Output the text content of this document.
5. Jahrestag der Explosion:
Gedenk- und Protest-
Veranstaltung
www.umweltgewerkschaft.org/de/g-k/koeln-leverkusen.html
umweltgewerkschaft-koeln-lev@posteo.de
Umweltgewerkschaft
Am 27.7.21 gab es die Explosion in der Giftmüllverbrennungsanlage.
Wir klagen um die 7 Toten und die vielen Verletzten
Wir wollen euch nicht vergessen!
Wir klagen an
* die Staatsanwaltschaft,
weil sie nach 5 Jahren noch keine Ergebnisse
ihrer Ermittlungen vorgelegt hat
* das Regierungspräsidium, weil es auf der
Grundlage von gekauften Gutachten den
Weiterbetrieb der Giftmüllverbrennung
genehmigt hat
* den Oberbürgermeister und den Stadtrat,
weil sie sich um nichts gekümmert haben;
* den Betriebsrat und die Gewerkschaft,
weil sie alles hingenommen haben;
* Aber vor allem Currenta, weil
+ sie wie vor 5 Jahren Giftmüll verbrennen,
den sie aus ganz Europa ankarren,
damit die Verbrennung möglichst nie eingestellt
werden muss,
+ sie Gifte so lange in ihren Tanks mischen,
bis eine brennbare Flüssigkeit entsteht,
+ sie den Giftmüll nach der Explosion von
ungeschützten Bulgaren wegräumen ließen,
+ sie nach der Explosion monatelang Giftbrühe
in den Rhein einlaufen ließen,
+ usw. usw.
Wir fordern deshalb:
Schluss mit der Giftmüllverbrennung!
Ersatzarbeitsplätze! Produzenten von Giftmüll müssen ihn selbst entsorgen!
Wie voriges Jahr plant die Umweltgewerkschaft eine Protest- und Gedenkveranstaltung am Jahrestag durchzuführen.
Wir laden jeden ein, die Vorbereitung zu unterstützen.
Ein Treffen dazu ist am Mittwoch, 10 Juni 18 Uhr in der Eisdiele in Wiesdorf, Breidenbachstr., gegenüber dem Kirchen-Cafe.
◇ ◇ ◇ ◇ ◇
EXERCISE OBJECTIVE
Please print each entry once more, exactly as it reads.

ANSWER BOX
Output the text content of this document.
5. Jahrestag der Explosion:
Gedenk- und Protest-
Veranstaltung
www.umweltgewerkschaft.org/de/g-k/koeln-leverkusen.html
umweltgewerkschaft-koeln-lev@posteo.de
Umweltgewerkschaft
Am 27.7.21 gab es die Explosion in der Giftmüllverbrennungsanlage.
Wir klagen um die 7 Toten und die vielen Verletzten
Wir wollen euch nicht vergessen!
Wir klagen an
* die Staatsanwaltschaft,
weil sie nach 5 Jahren noch keine Ergebnisse
ihrer Ermittlungen vorgelegt hat
* das Regierungspräsidium, weil es auf der
Grundlage von gekauften Gutachten den
Weiterbetrieb der Giftmüllverbrennung
genehmigt hat
* den Oberbürgermeister und den Stadtrat,
weil sie sich um nichts gekümmert haben;
* den Betriebsrat und die Gewerkschaft,
weil sie alles hingenommen haben;
* Aber vor allem Currenta, weil
+ sie wie vor 5 Jahren Giftmüll verbrennen,
den sie aus ganz Europa ankarren,
damit die Verbrennung möglichst nie eingestellt
werden muss,
+ sie Gifte so lange in ihren Tanks mischen,
bis eine brennbare Flüssigkeit entsteht,
+ sie den Giftmüll nach der Explosion von
ungeschützten Bulgaren wegräumen ließen,
+ sie nach der Explosion monatelang Giftbrühe
in den Rhein einlaufen ließen,
+ usw. usw.
Wir fordern deshalb:
Schluss mit der Giftmüllverbrennung!
Ersatzarbeitsplätze! Produzenten von Giftmüll müssen ihn selbst entsorgen!
Wie voriges Jahr plant die Umweltgewerkschaft eine Protest- und Gedenkveranstaltung am Jahrestag durchzuführen.
Wir laden jeden ein, die Vorbereitung zu unterstützen.
Ein Treffen dazu ist am Mittwoch, 10 Juni 18 Uhr in der Eisdiele in Wiesdorf, Breidenbachstr., gegenüber dem Kirchen-Cafe.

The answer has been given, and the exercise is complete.